Write the material out again exactly as it stands.

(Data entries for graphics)
-- start --

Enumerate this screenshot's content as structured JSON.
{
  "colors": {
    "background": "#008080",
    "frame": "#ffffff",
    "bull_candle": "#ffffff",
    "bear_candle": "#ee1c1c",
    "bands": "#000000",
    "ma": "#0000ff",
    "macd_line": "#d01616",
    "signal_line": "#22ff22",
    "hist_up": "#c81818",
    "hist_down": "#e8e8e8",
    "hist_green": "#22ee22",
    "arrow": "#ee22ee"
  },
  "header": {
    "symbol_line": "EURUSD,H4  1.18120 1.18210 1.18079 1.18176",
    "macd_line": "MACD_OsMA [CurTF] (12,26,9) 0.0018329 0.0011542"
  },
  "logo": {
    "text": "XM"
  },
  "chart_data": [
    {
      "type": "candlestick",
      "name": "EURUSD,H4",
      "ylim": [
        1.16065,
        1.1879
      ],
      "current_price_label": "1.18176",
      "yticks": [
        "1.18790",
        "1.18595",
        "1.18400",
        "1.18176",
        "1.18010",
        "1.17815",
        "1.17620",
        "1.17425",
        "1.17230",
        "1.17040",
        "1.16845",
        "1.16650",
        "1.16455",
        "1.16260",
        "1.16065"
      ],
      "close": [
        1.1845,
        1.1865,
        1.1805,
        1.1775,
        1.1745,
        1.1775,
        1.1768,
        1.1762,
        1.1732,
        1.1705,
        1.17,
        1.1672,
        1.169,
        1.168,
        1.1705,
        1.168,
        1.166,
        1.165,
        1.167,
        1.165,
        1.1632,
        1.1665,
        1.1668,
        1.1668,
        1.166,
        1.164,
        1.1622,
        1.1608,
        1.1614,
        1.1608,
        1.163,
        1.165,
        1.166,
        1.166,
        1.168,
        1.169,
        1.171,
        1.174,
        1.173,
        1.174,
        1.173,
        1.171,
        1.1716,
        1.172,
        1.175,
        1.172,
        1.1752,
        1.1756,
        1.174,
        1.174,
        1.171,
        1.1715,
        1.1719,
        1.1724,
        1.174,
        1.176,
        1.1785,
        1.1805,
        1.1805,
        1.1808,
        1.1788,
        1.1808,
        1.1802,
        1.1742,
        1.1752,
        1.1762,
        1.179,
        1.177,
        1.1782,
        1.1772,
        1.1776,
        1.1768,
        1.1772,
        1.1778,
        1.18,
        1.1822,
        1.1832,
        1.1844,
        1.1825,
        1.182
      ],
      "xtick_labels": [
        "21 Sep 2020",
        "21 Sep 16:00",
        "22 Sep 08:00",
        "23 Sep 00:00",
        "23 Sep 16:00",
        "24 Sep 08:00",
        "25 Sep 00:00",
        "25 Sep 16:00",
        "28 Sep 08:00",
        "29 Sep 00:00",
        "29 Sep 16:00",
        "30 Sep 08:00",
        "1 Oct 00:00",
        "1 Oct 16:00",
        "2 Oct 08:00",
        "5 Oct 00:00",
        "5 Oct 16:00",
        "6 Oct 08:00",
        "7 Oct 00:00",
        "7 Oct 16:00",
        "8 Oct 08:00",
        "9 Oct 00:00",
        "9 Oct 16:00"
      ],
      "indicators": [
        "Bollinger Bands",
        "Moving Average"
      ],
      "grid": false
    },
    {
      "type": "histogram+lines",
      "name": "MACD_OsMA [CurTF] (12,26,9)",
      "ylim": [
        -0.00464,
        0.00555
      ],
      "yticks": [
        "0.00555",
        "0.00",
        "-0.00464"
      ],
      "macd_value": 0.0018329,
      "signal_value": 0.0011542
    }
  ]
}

-- end --

■ **EXERCISE RESPONSE**:
Enumerate this screenshot's content as structured JSON.
{
  "colors": {
    "background": "#008080",
    "frame": "#ffffff",
    "bull_candle": "#ffffff",
    "bear_candle": "#ee1c1c",
    "bands": "#000000",
    "ma": "#0000ff",
    "macd_line": "#d01616",
    "signal_line": "#22ff22",
    "hist_up": "#c81818",
    "hist_down": "#e8e8e8",
    "hist_green": "#22ee22",
    "arrow": "#ee22ee"
  },
  "header": {
    "symbol_line": "EURUSD,H4  1.18120 1.18210 1.18079 1.18176",
    "macd_line": "MACD_OsMA [CurTF] (12,26,9) 0.0018329 0.0011542"
  },
  "logo": {
    "text": "XM"
  },
  "chart_data": [
    {
      "type": "candlestick",
      "name": "EURUSD,H4",
      "ylim": [
        1.16065,
        1.1879
      ],
      "current_price_label": "1.18176",
      "yticks": [
        "1.18790",
        "1.18595",
        "1.18400",
        "1.18176",
        "1.18010",
        "1.17815",
        "1.17620",
        "1.17425",
        "1.17230",
        "1.17040",
        "1.16845",
        "1.16650",
        "1.16455",
        "1.16260",
        "1.16065"
      ],
      "close": [
        1.1845,
        1.1865,
        1.1805,
        1.1775,
        1.1745,
        1.1775,
        1.1768,
        1.1762,
        1.1732,
        1.1705,
        1.17,
        1.1672,
        1.169,
        1.168,
        1.1705,
        1.168,
        1.166,
        1.165,
        1.167,
        1.165,
        1.1632,
        1.1665,
        1.1668,
        1.1668,
        1.166,
        1.164,
        1.1622,
        1.1608,
        1.1614,
        1.1608,
        1.163,
        1.165,
        1.166,
        1.166,
        1.168,
        1.169,
        1.171,
        1.174,
        1.173,
        1.174,
        1.173,
        1.171,
        1.1716,
        1.172,
        1.175,
        1.172,
        1.1752,
        1.1756,
        1.174,
        1.174,
        1.171,
        1.1715,
        1.1719,
        1.1724,
        1.174,
        1.176,
        1.1785,
        1.1805,
        1.1805,
        1.1808,
        1.1788,
        1.1808,
        1.1802,
        1.1742,
        1.1752,
        1.1762,
        1.179,
        1.177,
        1.1782,
        1.1772,
        1.1776,
        1.1768,
        1.1772,
        1.1778,
        1.18,
        1.1822,
        1.1832,
        1.1844,
        1.1825,
        1.182
      ],
      "xtick_labels": [
        "21 Sep 2020",
        "21 Sep 16:00",
        "22 Sep 08:00",
        "23 Sep 00:00",
        "23 Sep 16:00",
        "24 Sep 08:00",
        "25 Sep 00:00",
        "25 Sep 16:00",
        "28 Sep 08:00",
        "29 Sep 00:00",
        "29 Sep 16:00",
        "30 Sep 08:00",
        "1 Oct 00:00",
        "1 Oct 16:00",
        "2 Oct 08:00",
        "5 Oct 00:00",
        "5 Oct 16:00",
        "6 Oct 08:00",
        "7 Oct 00:00",
        "7 Oct 16:00",
        "8 Oct 08:00",
        "9 Oct 00:00",
        "9 Oct 16:00"
      ],
      "indicators": [
        "Bollinger Bands",
        "Moving Average"
      ],
      "grid": false
    },
    {
      "type": "histogram+lines",
      "name": "MACD_OsMA [CurTF] (12,26,9)",
      "ylim": [
        -0.00464,
        0.00555
      ],
      "yticks": [
        "0.00555",
        "0.00",
        "-0.00464"
      ],
      "macd_value": 0.0018329,
      "signal_value": 0.0011542
    }
  ]
}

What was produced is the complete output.